(Saved data entries)
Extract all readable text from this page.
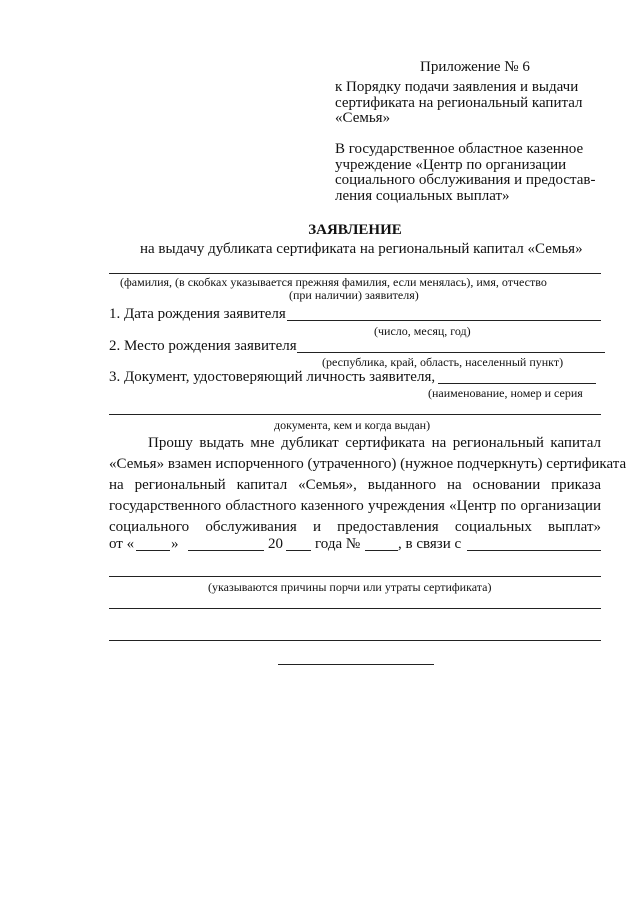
Приложение № 6
к Порядку подачи заявления и выдачи
сертификата на региональный капитал
«Семья»
В государственное областное казенное
учреждение «Центр по организации
социального обслуживания и предостав-
ления социальных выплат»
ЗАЯВЛЕНИЕ
на выдачу дубликата сертификата на региональный капитал «Семья»
(фамилия, (в скобках указывается прежняя фамилия, если менялась), имя, отчество
(при наличии) заявителя)
1. Дата рождения заявителя
(число, месяц, год)
2. Место рождения заявителя
(республика, край, область, населенный пункт)
3. Документ, удостоверяющий личность заявителя,
(наименование, номер и серия
документа, кем и когда выдан)
Прошу выдать мне дубликат сертификата на региональный капитал
«Семья» взамен испорченного (утраченного) (нужное подчеркнуть) сертификата
на региональный капитал «Семья», выданного на основании приказа
государственного областного казенного учреждения «Центр по организации
социального обслуживания и предоставления социальных выплат»
от « »	20 года №	, в связи с
(указываются причины порчи или утраты сертификата)
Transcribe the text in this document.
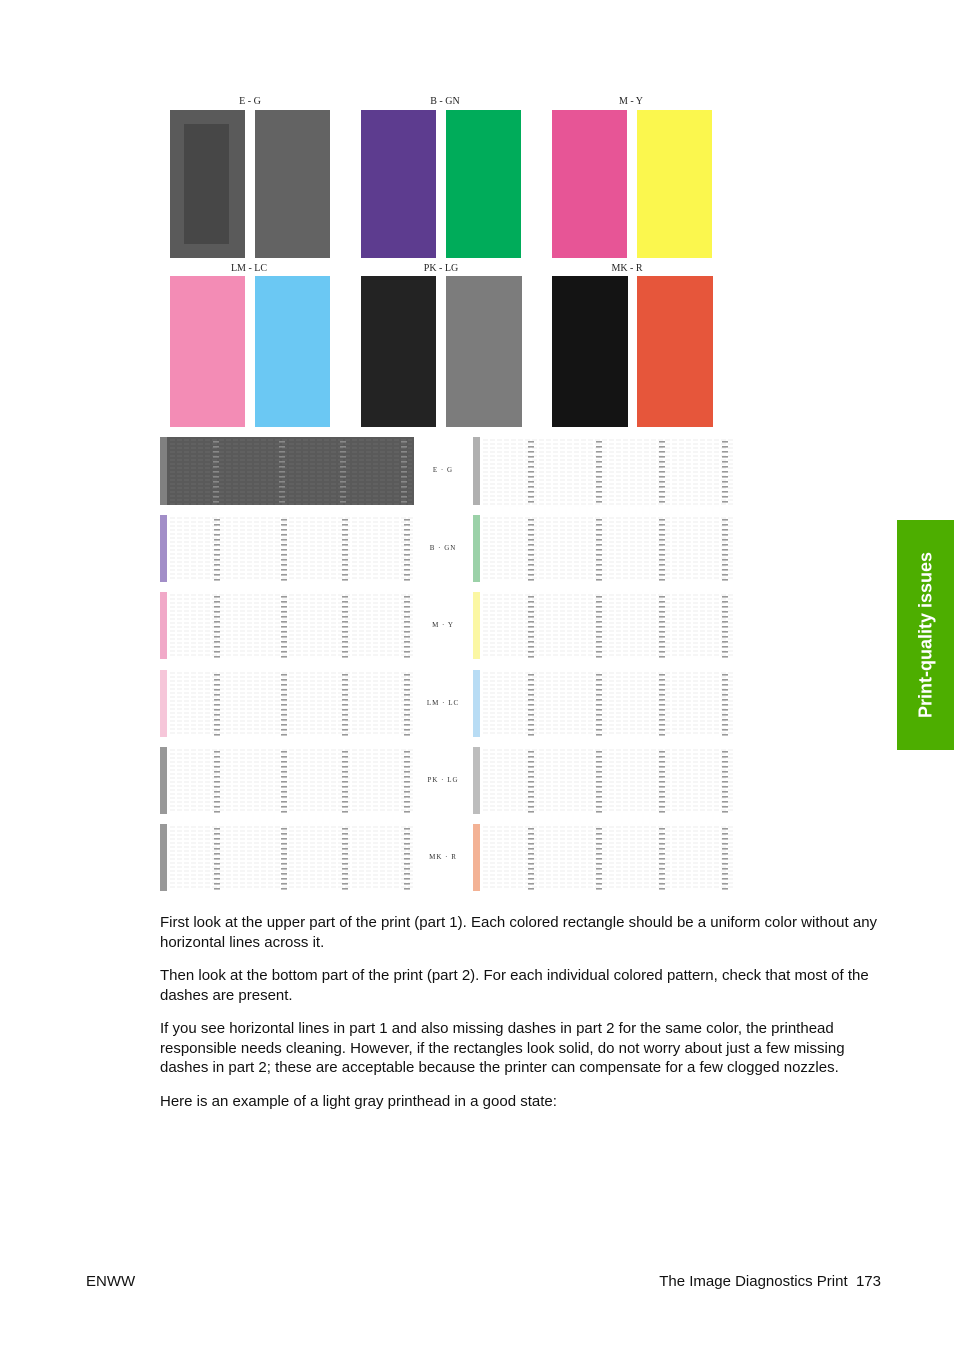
E - G	B - GN	M - Y
LM - LC	PK - LG	MK - R
E · G
B · GN
M · Y
LM · LC
PK · LG
MK · R

First look at the upper part of the print (part 1). Each colored rectangle should be a uniform color without any horizontal lines across it.

Then look at the bottom part of the print (part 2). For each individual colored pattern, check that most of the dashes are present.

If you see horizontal lines in part 1 and also missing dashes in part 2 for the same color, the printhead responsible needs cleaning. However, if the rectangles look solid, do not worry about just a few missing dashes in part 2; these are acceptable because the printer can compensate for a few clogged nozzles.

Here is an example of a light gray printhead in a good state:

Print-quality issues
ENWW	The Image Diagnostics Print 173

* _Written exercise_:
Repeat all the data as it stands, dropping any images it holds.

* _The completed task_:
Extract all readable text from this page.
Приложение № 6
к Порядку подачи заявления и выдачи
сертификата на региональный капитал
«Семья»
В государственное областное казенное
учреждение «Центр по организации
социального обслуживания и предостав-
ления социальных выплат»
ЗАЯВЛЕНИЕ
на выдачу дубликата сертификата на региональный капитал «Семья»
(фамилия, (в скобках указывается прежняя фамилия, если менялась), имя, отчество
(при наличии) заявителя)
1. Дата рождения заявителя
(число, месяц, год)
2. Место рождения заявителя
(республика, край, область, населенный пункт)
3. Документ, удостоверяющий личность заявителя,
(наименование, номер и серия
документа, кем и когда выдан)
Прошу выдать мне дубликат сертификата на региональный капитал
«Семья» взамен испорченного (утраченного) (нужное подчеркнуть) сертификата
на региональный капитал «Семья», выданного на основании приказа
государственного областного казенного учреждения «Центр по организации
социального обслуживания и предоставления социальных выплат»
от « »	20 года №	, в связи с
(указываются причины порчи или утраты сертификата)
Transcribe the text in this document.
E - G	B - GN	M - Y
LM - LC	PK - LG	MK - R
E · G
B · GN
M · Y
LM · LC
PK · LG
MK · R

First look at the upper part of the print (part 1). Each colored rectangle should be a uniform color without any horizontal lines across it.

Then look at the bottom part of the print (part 2). For each individual colored pattern, check that most of the dashes are present.

If you see horizontal lines in part 1 and also missing dashes in part 2 for the same color, the printhead responsible needs cleaning. However, if the rectangles look solid, do not worry about just a few missing dashes in part 2; these are acceptable because the printer can compensate for a few clogged nozzles.

Here is an example of a light gray printhead in a good state:

Print-quality issues
ENWW	The Image Diagnostics Print 173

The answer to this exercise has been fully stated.